The entries below need to be written out exactly, with no pictures included.

ENTRIES SUPPLIED:
--*--
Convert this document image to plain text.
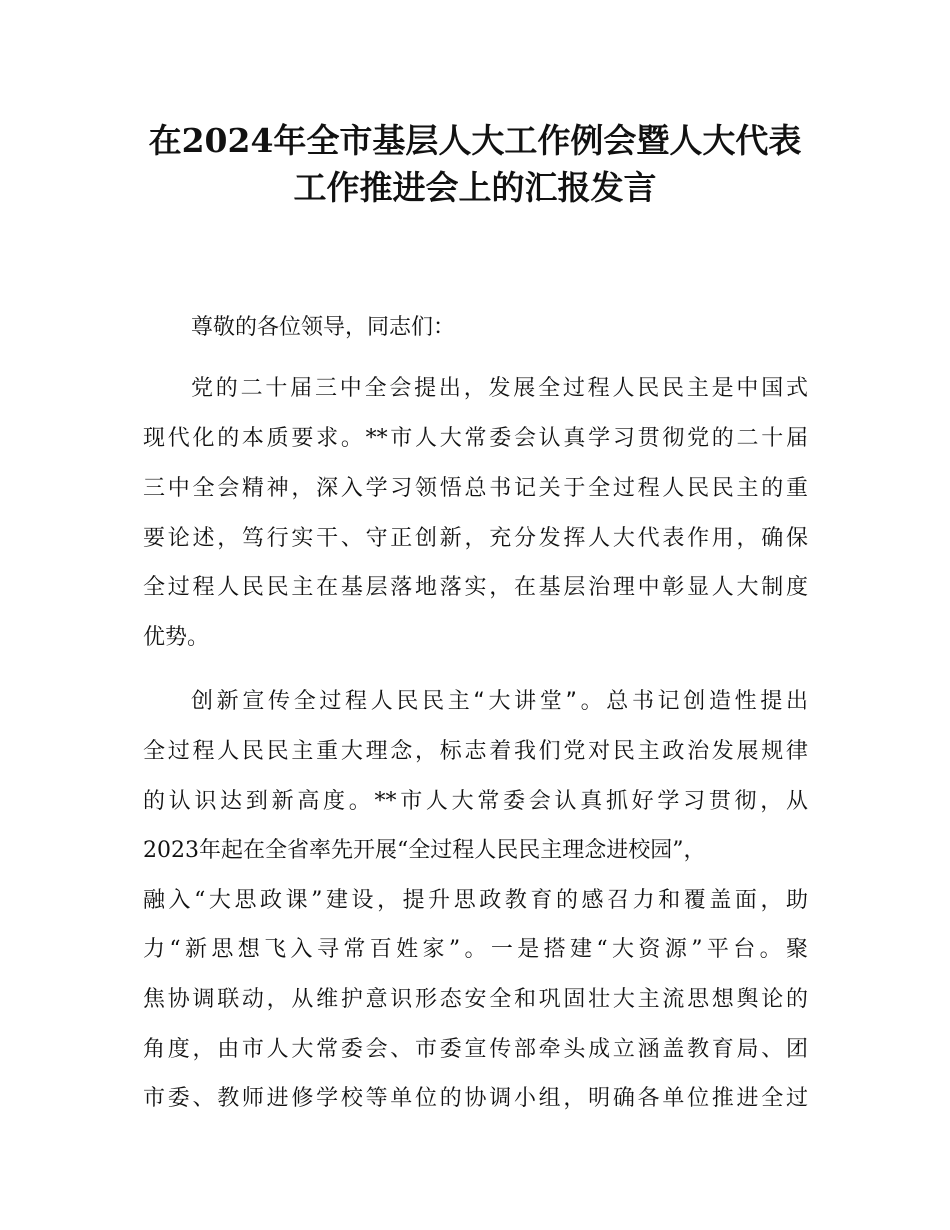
在2024年全市基层人大工作例会暨人大代表
工作推进会上的汇报发言

尊敬的各位领导，同志们：

党的二十届三中全会提出，发展全过程人民民主是中国式

现代化的本质要求。**市人大常委会认真学习贯彻党的二十届

三中全会精神，深入学习领悟总书记关于全过程人民民主的重

要论述，笃行实干、守正创新，充分发挥人大代表作用，确保

全过程人民民主在基层落地落实，在基层治理中彰显人大制度

优势。

创新宣传全过程人民民主“大讲堂”。总书记创造性提出

全过程人民民主重大理念，标志着我们党对民主政治发展规律

的认识达到新高度。**市人大常委会认真抓好学习贯彻，从

2023年起在全省率先开展“全过程人民民主理念进校园”，

融入“大思政课”建设，提升思政教育的感召力和覆盖面，助

力“新思想飞入寻常百姓家”。一是搭建“大资源”平台。聚

焦协调联动，从维护意识形态安全和巩固壮大主流思想舆论的

角度，由市人大常委会、市委宣传部牵头成立涵盖教育局、团

市委、教师进修学校等单位的协调小组，明确各单位推进全过
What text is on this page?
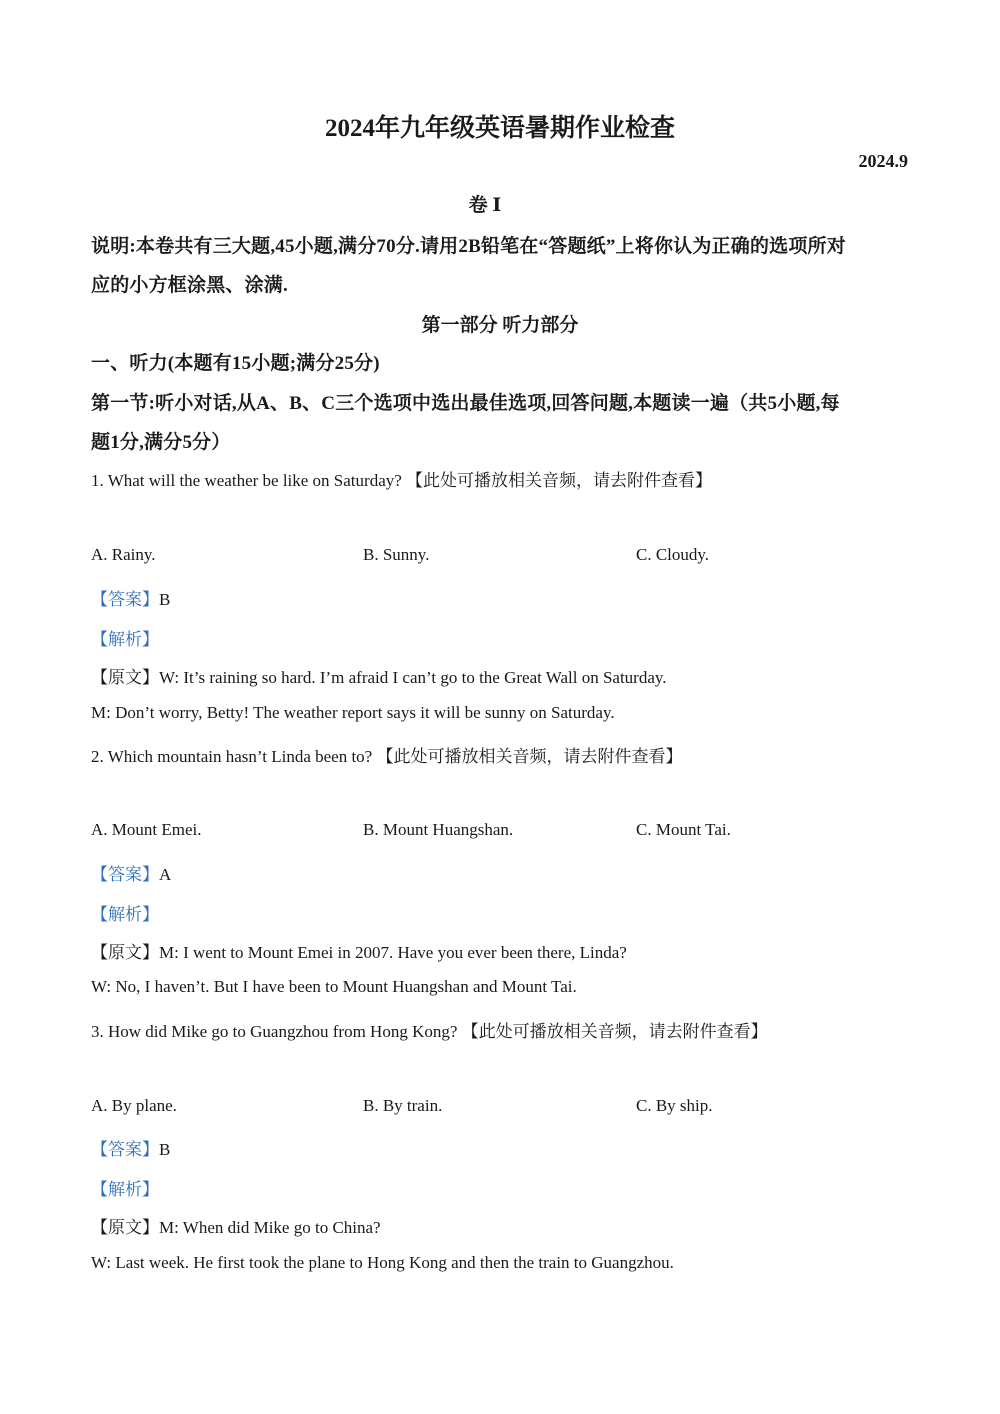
2024年九年级英语暑期作业检查
2024.9
卷 Ⅰ
说明:本卷共有三大题,45小题,满分70分.请用2B铅笔在“答题纸”上将你认为正确的选项所对
应的小方框涂黑、涂满.
第一部分 听力部分
一、听力(本题有15小题;满分25分)
第一节:听小对话,从A、B、C三个选项中选出最佳选项,回答问题,本题读一遍（共5小题,每
题1分,满分5分）
1. What will the weather be like on Saturday? 【此处可播放相关音频，请去附件查看】
A. Rainy.	B. Sunny.	C. Cloudy.
【答案】B
【解析】
【原文】W: It’s raining so hard. I’m afraid I can’t go to the Great Wall on Saturday.
M: Don’t worry, Betty! The weather report says it will be sunny on Saturday.
2. Which mountain hasn’t Linda been to? 【此处可播放相关音频，请去附件查看】
A. Mount Emei.	B. Mount Huangshan.	C. Mount Tai.
【答案】A
【解析】
【原文】M: I went to Mount Emei in 2007. Have you ever been there, Linda?
W: No, I haven’t. But I have been to Mount Huangshan and Mount Tai.
3. How did Mike go to Guangzhou from Hong Kong? 【此处可播放相关音频，请去附件查看】
A. By plane.	B. By train.	C. By ship.
【答案】B
【解析】
【原文】M: When did Mike go to China?
W: Last week. He first took the plane to Hong Kong and then the train to Guangzhou.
--*--
REPLY:
Convert this document image to plain text.
在2024年全市基层人大工作例会暨人大代表
工作推进会上的汇报发言

尊敬的各位领导，同志们：

党的二十届三中全会提出，发展全过程人民民主是中国式

现代化的本质要求。**市人大常委会认真学习贯彻党的二十届

三中全会精神，深入学习领悟总书记关于全过程人民民主的重

要论述，笃行实干、守正创新，充分发挥人大代表作用，确保

全过程人民民主在基层落地落实，在基层治理中彰显人大制度

优势。

创新宣传全过程人民民主“大讲堂”。总书记创造性提出

全过程人民民主重大理念，标志着我们党对民主政治发展规律

的认识达到新高度。**市人大常委会认真抓好学习贯彻，从

2023年起在全省率先开展“全过程人民民主理念进校园”，

融入“大思政课”建设，提升思政教育的感召力和覆盖面，助

力“新思想飞入寻常百姓家”。一是搭建“大资源”平台。聚

焦协调联动，从维护意识形态安全和巩固壮大主流思想舆论的

角度，由市人大常委会、市委宣传部牵头成立涵盖教育局、团

市委、教师进修学校等单位的协调小组，明确各单位推进全过
What text is on this page?
2024年九年级英语暑期作业检查
2024.9
卷 Ⅰ
说明:本卷共有三大题,45小题,满分70分.请用2B铅笔在“答题纸”上将你认为正确的选项所对
应的小方框涂黑、涂满.
第一部分 听力部分
一、听力(本题有15小题;满分25分)
第一节:听小对话,从A、B、C三个选项中选出最佳选项,回答问题,本题读一遍（共5小题,每
题1分,满分5分）
1. What will the weather be like on Saturday? 【此处可播放相关音频，请去附件查看】
A. Rainy.	B. Sunny.	C. Cloudy.
【答案】B
【解析】
【原文】W: It’s raining so hard. I’m afraid I can’t go to the Great Wall on Saturday.
M: Don’t worry, Betty! The weather report says it will be sunny on Saturday.
2. Which mountain hasn’t Linda been to? 【此处可播放相关音频，请去附件查看】
A. Mount Emei.	B. Mount Huangshan.	C. Mount Tai.
【答案】A
【解析】
【原文】M: I went to Mount Emei in 2007. Have you ever been there, Linda?
W: No, I haven’t. But I have been to Mount Huangshan and Mount Tai.
3. How did Mike go to Guangzhou from Hong Kong? 【此处可播放相关音频，请去附件查看】
A. By plane.	B. By train.	C. By ship.
【答案】B
【解析】
【原文】M: When did Mike go to China?
W: Last week. He first took the plane to Hong Kong and then the train to Guangzhou.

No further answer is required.